> _Task requirements_
Begin with the line containing "Output a JSON" and copy each line exactly through the last line of the entries, inclusive.

++++ Raw data ++++

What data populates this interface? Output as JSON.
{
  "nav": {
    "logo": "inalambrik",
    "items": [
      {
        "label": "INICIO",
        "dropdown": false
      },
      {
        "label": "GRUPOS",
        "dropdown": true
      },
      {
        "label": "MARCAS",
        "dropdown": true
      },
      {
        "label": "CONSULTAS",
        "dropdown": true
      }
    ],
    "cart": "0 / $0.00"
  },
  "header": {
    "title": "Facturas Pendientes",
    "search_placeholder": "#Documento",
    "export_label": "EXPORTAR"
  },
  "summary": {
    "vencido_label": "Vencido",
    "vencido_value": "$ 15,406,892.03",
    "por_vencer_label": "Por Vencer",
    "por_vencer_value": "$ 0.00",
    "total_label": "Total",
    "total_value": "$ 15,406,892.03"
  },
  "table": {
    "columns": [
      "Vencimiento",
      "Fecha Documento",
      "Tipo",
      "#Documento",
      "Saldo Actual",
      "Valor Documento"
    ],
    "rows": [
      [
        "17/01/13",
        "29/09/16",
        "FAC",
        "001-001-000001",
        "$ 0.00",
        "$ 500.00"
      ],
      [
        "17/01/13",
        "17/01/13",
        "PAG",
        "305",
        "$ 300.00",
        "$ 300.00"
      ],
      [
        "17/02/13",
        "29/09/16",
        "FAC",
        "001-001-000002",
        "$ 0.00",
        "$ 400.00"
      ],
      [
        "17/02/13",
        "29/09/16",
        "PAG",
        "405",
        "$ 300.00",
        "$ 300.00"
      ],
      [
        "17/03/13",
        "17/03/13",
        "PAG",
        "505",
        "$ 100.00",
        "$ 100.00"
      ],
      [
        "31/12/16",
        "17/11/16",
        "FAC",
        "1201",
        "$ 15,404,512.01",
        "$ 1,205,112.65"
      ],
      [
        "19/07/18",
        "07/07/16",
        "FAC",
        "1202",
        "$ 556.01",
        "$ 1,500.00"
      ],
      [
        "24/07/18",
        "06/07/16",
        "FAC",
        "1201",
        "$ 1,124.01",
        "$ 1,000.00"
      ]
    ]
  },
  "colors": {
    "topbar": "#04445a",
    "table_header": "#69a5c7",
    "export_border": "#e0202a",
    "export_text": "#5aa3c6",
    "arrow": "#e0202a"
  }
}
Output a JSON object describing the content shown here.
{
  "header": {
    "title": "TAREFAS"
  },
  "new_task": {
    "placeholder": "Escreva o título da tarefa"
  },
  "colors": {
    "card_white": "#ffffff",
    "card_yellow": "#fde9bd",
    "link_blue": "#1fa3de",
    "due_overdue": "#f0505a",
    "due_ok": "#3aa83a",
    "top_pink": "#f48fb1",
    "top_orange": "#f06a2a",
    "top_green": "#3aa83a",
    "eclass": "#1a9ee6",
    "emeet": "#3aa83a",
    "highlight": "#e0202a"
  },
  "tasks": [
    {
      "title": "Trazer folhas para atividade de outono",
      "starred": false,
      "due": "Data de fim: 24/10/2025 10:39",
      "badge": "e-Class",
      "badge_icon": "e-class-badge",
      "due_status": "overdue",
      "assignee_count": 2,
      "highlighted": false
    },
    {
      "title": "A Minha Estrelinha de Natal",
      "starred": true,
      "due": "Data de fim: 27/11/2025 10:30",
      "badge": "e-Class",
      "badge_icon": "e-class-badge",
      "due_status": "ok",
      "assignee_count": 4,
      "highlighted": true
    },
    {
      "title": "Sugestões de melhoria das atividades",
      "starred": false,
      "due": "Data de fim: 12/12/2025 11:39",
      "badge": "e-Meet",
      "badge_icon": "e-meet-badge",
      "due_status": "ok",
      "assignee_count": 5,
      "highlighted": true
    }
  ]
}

++++

> _Answer to this exercise_
Output a JSON object describing the content shown here.
{
  "header": {
    "title": "TAREFAS"
  },
  "new_task": {
    "placeholder": "Escreva o título da tarefa"
  },
  "colors": {
    "card_white": "#ffffff",
    "card_yellow": "#fde9bd",
    "link_blue": "#1fa3de",
    "due_overdue": "#f0505a",
    "due_ok": "#3aa83a",
    "top_pink": "#f48fb1",
    "top_orange": "#f06a2a",
    "top_green": "#3aa83a",
    "eclass": "#1a9ee6",
    "emeet": "#3aa83a",
    "highlight": "#e0202a"
  },
  "tasks": [
    {
      "title": "Trazer folhas para atividade de outono",
      "starred": false,
      "due": "Data de fim: 24/10/2025 10:39",
      "badge": "e-Class",
      "badge_icon": "e-class-badge",
      "due_status": "overdue",
      "assignee_count": 2,
      "highlighted": false
    },
    {
      "title": "A Minha Estrelinha de Natal",
      "starred": true,
      "due": "Data de fim: 27/11/2025 10:30",
      "badge": "e-Class",
      "badge_icon": "e-class-badge",
      "due_status": "ok",
      "assignee_count": 4,
      "highlighted": true
    },
    {
      "title": "Sugestões de melhoria das atividades",
      "starred": false,
      "due": "Data de fim: 12/12/2025 11:39",
      "badge": "e-Meet",
      "badge_icon": "e-meet-badge",
      "due_status": "ok",
      "assignee_count": 5,
      "highlighted": true
    }
  ]
}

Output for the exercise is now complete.